§ TESTO RIPORTATO:
>>

La sottoscrizione degli atti da parte del Vicepresidente fa fede verso i terzi dell’impossibilità del Presidente.

Articolo 17
Gli incarichi assunti nell’ambito di a-i avvocati associati in Italia per il perseguimento degli scopi sociali sono gratuiti e sarà consentito il solo rimborso delle spese vive, su autorizzazione del Consiglio Direttivo.

Articolo 18
Il rapporto di associazione sarà esternato da parte dei soci e degli associati nelle diverse declinazioni previste dal presente Statuto, con l’indicazione sulla carta intestata dei rispettivi studi, per quanto possibile a fondo pagina, della dizione “a-i avvocati associati in Italia www.a-i.it.

Articolo 19
“a-i avvocati associati in Italia” intende garantire ai propri aderenti ed ai loro clienti il totale rispetto delle norme del codice di deontologia professionale, una gestione dei rapporti improntata al più alto livello di professionalità ed il rispetto delle regole del presente statuto e dei regolamenti eventualmente emanati dall’assemblea dei soci.
La violazione di una qualsiasi di dette norme, a prescindere dalla valutazione sia dello studio di appartenenza che del competente Organismo di disciplina, costituirà motivo di possibile esclusione dalla associazione dello studio di appartenenza del professionista.

Articolo 20
L’assemblea dei soci può deliberare l’esclusione di uno studio socio, oltre che per i motivi di cui all’articolo che precede, al ricorrere di comportamenti professionali di un suo membro che mettano in pericolo la consistenza patrimoniale o l’onorabilità ed il decoro di “a-i avvocati associati in Italia” e/o di altri studi aderenti o abbia posto in essere comportamenti che, ad avviso dell’assemblea, ostacolino o compromettano la vita della associazione sul piano operativo, decisionale o dell’immagine.

Articolo 21
L’esclusione degli associati, nelle diverse declinazioni previste dal presente Statuto, viene deliberata dal Consiglio Direttivo con la maggioranza qualificata di almeno due terzi dei presenti. Articolo 22
I soci e gli associati, nelle diverse declinazioni previste dal presente Statuto, possono recedere da a-i avvocati associati in Italia con un preavviso scritto di almeno trenta giorni, fermo l’obbligo di pagamento della quota dovuta per l’anno solare in corso al momento del recesso.

<<

§ DOMANDE SUL TESTO:
• 1. Per favore, rispondi a queste domande sullo statuto:
(a) Chi autorizza il rimborso delle spese vive per gli incarichi svolti?
(b) Con quale maggioranza il Consiglio Direttivo delibera l'esclusione degli associati?
(c) Con quale preavviso scritto minimo si può recedere dall'associazione?
• 2. Prosegui lo statuto di a-i avvocati associati in Italia a partire dall'ultima frase mostrata.
Le righe non hanno alcun ruolo in questo lavoro.

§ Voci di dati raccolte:
>>

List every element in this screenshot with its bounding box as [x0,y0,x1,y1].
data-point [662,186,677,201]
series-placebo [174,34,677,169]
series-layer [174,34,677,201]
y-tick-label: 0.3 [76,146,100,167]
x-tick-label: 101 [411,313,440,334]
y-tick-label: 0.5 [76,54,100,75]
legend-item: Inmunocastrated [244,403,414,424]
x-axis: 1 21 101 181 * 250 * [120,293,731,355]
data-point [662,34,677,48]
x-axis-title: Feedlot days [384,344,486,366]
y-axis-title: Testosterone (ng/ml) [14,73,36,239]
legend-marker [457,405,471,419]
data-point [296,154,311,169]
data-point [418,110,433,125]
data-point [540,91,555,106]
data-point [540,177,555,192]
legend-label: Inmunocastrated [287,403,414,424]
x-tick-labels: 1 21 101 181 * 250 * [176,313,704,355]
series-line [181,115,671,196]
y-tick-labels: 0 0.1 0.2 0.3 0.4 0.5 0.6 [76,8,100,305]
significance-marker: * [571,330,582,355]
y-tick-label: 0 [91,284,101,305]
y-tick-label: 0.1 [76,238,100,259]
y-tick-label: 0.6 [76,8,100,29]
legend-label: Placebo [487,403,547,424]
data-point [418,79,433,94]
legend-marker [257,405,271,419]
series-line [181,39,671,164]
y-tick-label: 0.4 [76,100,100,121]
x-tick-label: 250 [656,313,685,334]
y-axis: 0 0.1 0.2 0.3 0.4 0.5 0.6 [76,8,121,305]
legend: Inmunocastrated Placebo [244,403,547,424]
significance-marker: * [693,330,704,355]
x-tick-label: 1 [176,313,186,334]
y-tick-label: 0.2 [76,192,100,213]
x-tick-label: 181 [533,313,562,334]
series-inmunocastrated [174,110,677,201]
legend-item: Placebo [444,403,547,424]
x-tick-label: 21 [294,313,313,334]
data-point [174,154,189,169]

<<

§ RISPOSTE FORNITE:
• 1.
(a) Il Consiglio Direttivo.
(b) Con la maggioranza qualificata di almeno due terzi dei presenti.
(c) Almeno trenta giorni.

• 2.
Articolo 23
Con il recesso o con l’esclusione i soci e gli associati, nelle diverse declinazioni previste dal presente Statuto, perdono il diritto di utilizzare l’indicazione della qualifica di socio o associato di “a-i avvocati associati in Italia” e decadono automaticamente da ogni carica, anche onoraria.

Articolo 24
Il Consiglio Direttivo ha facoltà, con la maggioranza qualificata di due terzi dei presenti, di sospendere in via cautelare un socio in attesa che in ordine alla richiesta di esclusione decida l’assemblea dei soci, che dovrà essere convocata entro 30 giorni dal provvedimento di sospensione.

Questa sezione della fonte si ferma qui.